__LISTED RECORDS__:

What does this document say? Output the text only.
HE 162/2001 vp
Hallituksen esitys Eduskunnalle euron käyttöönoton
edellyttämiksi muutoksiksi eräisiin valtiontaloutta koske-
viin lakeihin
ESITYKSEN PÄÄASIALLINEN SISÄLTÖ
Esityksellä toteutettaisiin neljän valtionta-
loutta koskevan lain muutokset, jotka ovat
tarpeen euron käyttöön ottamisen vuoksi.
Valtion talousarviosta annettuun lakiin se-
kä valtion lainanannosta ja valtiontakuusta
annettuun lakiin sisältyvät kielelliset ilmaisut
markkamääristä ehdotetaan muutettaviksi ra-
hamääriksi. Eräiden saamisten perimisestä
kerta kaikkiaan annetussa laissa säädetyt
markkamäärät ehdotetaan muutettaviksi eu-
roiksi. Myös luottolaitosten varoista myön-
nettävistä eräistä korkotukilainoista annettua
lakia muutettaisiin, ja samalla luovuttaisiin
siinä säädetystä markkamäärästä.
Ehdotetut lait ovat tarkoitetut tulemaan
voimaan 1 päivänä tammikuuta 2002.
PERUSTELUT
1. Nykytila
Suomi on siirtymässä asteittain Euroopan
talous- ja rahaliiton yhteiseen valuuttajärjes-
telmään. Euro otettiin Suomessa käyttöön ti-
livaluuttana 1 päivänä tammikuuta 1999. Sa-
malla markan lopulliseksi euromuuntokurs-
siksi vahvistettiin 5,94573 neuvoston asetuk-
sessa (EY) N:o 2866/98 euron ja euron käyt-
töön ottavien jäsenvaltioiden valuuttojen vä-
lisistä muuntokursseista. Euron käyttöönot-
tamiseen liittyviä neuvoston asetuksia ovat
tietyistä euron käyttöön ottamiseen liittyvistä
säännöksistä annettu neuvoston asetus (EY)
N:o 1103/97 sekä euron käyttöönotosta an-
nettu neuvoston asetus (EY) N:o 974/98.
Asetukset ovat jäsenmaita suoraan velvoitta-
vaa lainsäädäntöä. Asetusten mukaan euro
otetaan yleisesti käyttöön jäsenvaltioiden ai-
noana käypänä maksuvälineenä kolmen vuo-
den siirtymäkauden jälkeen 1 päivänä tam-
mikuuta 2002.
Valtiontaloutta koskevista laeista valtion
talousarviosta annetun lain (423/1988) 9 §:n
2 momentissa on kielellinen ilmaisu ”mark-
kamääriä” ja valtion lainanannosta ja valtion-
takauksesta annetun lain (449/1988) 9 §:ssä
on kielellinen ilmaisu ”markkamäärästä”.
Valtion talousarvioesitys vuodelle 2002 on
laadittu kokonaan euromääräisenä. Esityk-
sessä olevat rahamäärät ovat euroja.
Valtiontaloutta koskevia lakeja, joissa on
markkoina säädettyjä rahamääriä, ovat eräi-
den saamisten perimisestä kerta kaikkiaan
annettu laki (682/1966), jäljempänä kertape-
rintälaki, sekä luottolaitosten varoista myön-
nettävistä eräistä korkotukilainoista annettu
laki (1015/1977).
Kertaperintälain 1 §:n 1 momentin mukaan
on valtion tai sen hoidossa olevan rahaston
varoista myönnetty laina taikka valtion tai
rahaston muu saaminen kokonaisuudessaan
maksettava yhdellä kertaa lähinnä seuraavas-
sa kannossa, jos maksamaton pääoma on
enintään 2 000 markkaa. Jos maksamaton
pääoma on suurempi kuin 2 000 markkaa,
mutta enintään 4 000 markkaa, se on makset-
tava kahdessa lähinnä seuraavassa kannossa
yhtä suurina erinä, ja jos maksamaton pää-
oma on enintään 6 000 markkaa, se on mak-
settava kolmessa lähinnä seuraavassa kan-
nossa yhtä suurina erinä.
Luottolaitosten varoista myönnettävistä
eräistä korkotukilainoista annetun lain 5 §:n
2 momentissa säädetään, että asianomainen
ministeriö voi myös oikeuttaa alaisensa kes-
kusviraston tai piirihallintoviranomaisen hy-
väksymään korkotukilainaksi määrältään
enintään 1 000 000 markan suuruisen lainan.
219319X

==

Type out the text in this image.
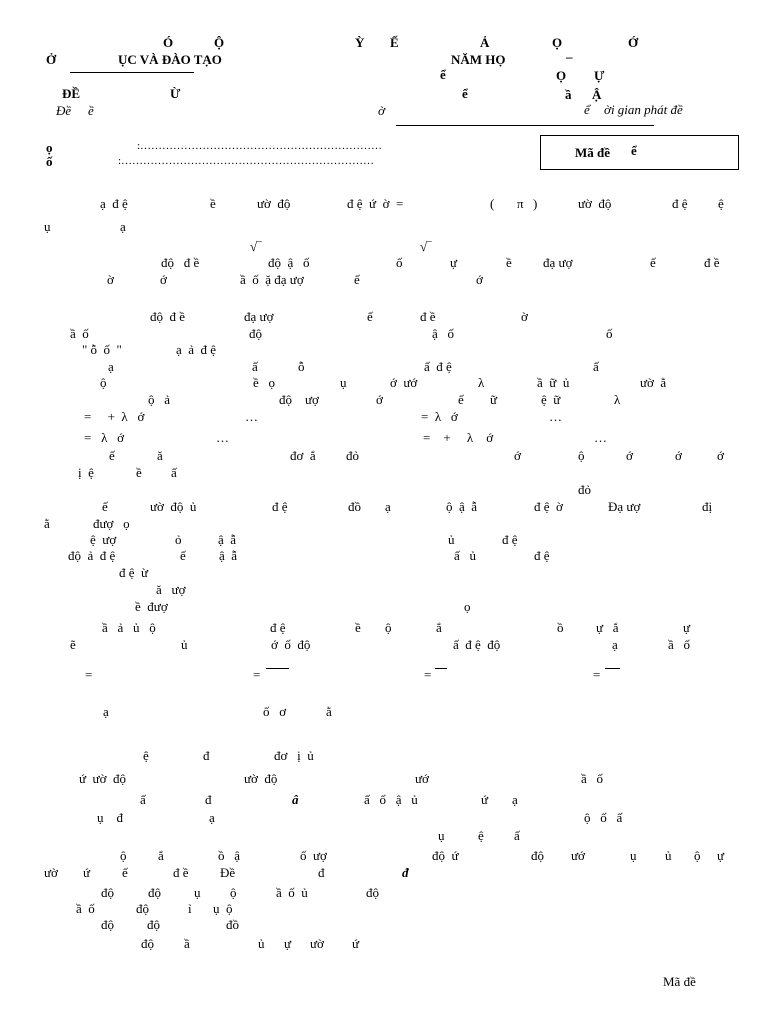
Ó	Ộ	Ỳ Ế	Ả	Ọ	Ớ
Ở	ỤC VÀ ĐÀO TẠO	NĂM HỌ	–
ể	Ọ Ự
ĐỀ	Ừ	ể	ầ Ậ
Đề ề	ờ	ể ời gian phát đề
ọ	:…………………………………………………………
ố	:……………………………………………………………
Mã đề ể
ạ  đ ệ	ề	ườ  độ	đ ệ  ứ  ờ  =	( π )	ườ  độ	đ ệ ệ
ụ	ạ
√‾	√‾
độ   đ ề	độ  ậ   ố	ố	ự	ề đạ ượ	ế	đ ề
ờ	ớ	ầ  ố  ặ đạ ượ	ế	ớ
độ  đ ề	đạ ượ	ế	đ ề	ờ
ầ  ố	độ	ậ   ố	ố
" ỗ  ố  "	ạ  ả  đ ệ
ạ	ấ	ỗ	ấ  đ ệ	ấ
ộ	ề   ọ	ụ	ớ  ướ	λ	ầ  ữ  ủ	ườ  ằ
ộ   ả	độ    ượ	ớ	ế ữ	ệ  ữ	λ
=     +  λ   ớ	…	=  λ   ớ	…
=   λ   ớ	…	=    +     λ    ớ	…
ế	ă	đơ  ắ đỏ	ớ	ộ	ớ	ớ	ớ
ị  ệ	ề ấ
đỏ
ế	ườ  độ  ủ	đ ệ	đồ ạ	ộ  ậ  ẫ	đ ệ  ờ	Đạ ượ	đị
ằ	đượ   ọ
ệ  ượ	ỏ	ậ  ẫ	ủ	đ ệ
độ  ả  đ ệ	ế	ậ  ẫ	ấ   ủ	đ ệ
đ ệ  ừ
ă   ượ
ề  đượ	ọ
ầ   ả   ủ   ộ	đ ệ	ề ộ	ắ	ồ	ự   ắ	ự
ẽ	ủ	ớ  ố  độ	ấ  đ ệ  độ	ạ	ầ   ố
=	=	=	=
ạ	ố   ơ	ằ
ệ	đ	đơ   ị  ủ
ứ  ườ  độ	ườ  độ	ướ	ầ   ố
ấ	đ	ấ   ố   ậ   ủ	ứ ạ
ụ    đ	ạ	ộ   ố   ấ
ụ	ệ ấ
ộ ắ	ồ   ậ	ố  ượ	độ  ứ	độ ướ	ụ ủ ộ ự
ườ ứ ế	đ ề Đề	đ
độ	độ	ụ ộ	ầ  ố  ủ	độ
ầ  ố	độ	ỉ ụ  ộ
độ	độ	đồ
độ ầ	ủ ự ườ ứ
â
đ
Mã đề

__EXERCISE DESCRIPTION__: Gather each line in the data that holds the string "kannossa".

__SOLUTION FOR THIS EXERCISE__:
sa kannossa, jos maksamaton pääoma on
tava kahdessa lähinnä seuraavassa kannossa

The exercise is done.